_EXTRACTED DATA:_

——

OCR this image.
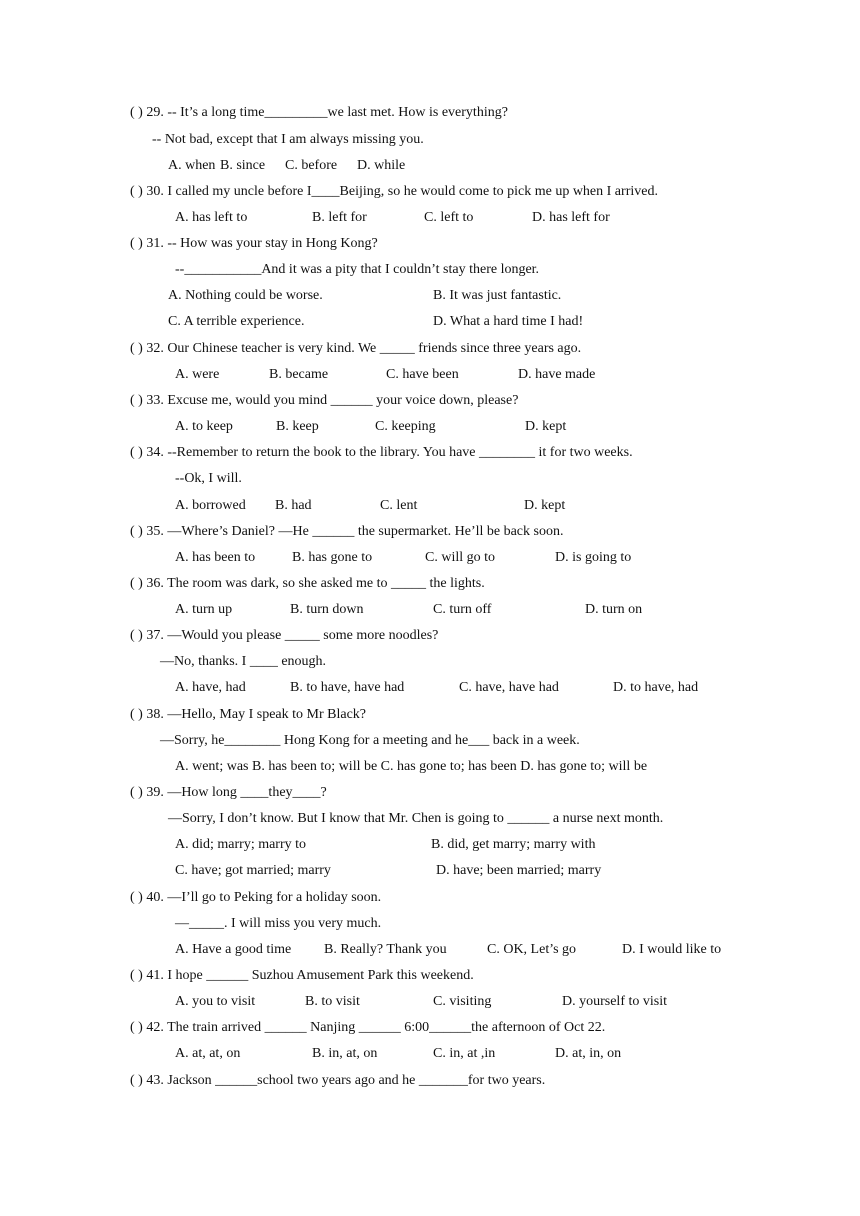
( ) 29. -- It’s a long time_________we last met. How is everything?
-- Not bad, except that I am always missing you.
A. when B. since C. before D. while
( ) 30. I called my uncle before I____Beijing, so he would come to pick me up when I arrived.
A. has left to	B. left for	C. left to	D. has left for
( ) 31. -- How was your stay in Hong Kong?
--___________And it was a pity that I couldn’t stay there longer.
A. Nothing could be worse.	B. It was just fantastic.
C. A terrible experience.	D. What a hard time I had!
( ) 32. Our Chinese teacher is very kind. We _____ friends since three years ago.
A. were	B. became	C. have been	D. have made
( ) 33. Excuse me, would you mind ______ your voice down, please?
A. to keep	B. keep	C. keeping	D. kept
( ) 34. --Remember to return the book to the library. You have ________ it for two weeks.
--Ok, I will.
A. borrowed B. had	C. lent	D. kept
( ) 35. —Where’s Daniel? —He ______ the supermarket. He’ll be back soon.
A. has been to	B. has gone to	C. will go to	D. is going to
( ) 36. The room was dark, so she asked me to _____ the lights.
A. turn up	B. turn down	C. turn off	D. turn on
( ) 37. —Would you please _____ some more noodles?
—No, thanks. I ____ enough.
A. have, had	B. to have, have had	C. have, have had	D. to have, had
( ) 38. —Hello, May I speak to Mr Black?
—Sorry, he________ Hong Kong for a meeting and he___ back in a week.
A. went; was B. has been to; will be C. has gone to; has been D. has gone to; will be
( ) 39. —How long ____they____?
—Sorry, I don’t know. But I know that Mr. Chen is going to ______ a nurse next month.
A. did; marry; marry to	B. did, get marry; marry with
C. have; got married; marry	D. have; been married; marry
( ) 40. —I’ll go to Peking for a holiday soon.
—_____. I will miss you very much.
A. Have a good time B. Really? Thank you	C. OK, Let’s go	D. I would like to
( ) 41. I hope ______ Suzhou Amusement Park this weekend.
A. you to visit	B. to visit	C. visiting	D. yourself to visit
( ) 42. The train arrived ______ Nanjing ______ 6:00______the afternoon of Oct 22.
A. at, at, on	B. in, at, on	C. in, at ,in	D. at, in, on
( ) 43. Jackson ______school two years ago and he _______for two years.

——

_REQUIREMENT:_
Make an exact copy of the data, leaving its pictures out.

_SOLUTION TO THIS PROBLEM:_
OCR this image.
( ) 29. -- It’s a long time_________we last met. How is everything?
-- Not bad, except that I am always missing you.
A. when B. since C. before D. while
( ) 30. I called my uncle before I____Beijing, so he would come to pick me up when I arrived.
A. has left to	B. left for	C. left to	D. has left for
( ) 31. -- How was your stay in Hong Kong?
--___________And it was a pity that I couldn’t stay there longer.
A. Nothing could be worse.	B. It was just fantastic.
C. A terrible experience.	D. What a hard time I had!
( ) 32. Our Chinese teacher is very kind. We _____ friends since three years ago.
A. were	B. became	C. have been	D. have made
( ) 33. Excuse me, would you mind ______ your voice down, please?
A. to keep	B. keep	C. keeping	D. kept
( ) 34. --Remember to return the book to the library. You have ________ it for two weeks.
--Ok, I will.
A. borrowed B. had	C. lent	D. kept
( ) 35. —Where’s Daniel? —He ______ the supermarket. He’ll be back soon.
A. has been to	B. has gone to	C. will go to	D. is going to
( ) 36. The room was dark, so she asked me to _____ the lights.
A. turn up	B. turn down	C. turn off	D. turn on
( ) 37. —Would you please _____ some more noodles?
—No, thanks. I ____ enough.
A. have, had	B. to have, have had	C. have, have had	D. to have, had
( ) 38. —Hello, May I speak to Mr Black?
—Sorry, he________ Hong Kong for a meeting and he___ back in a week.
A. went; was B. has been to; will be C. has gone to; has been D. has gone to; will be
( ) 39. —How long ____they____?
—Sorry, I don’t know. But I know that Mr. Chen is going to ______ a nurse next month.
A. did; marry; marry to	B. did, get marry; marry with
C. have; got married; marry	D. have; been married; marry
( ) 40. —I’ll go to Peking for a holiday soon.
—_____. I will miss you very much.
A. Have a good time B. Really? Thank you	C. OK, Let’s go	D. I would like to
( ) 41. I hope ______ Suzhou Amusement Park this weekend.
A. you to visit	B. to visit	C. visiting	D. yourself to visit
( ) 42. The train arrived ______ Nanjing ______ 6:00______the afternoon of Oct 22.
A. at, at, on	B. in, at, on	C. in, at ,in	D. at, in, on
( ) 43. Jackson ______school two years ago and he _______for two years.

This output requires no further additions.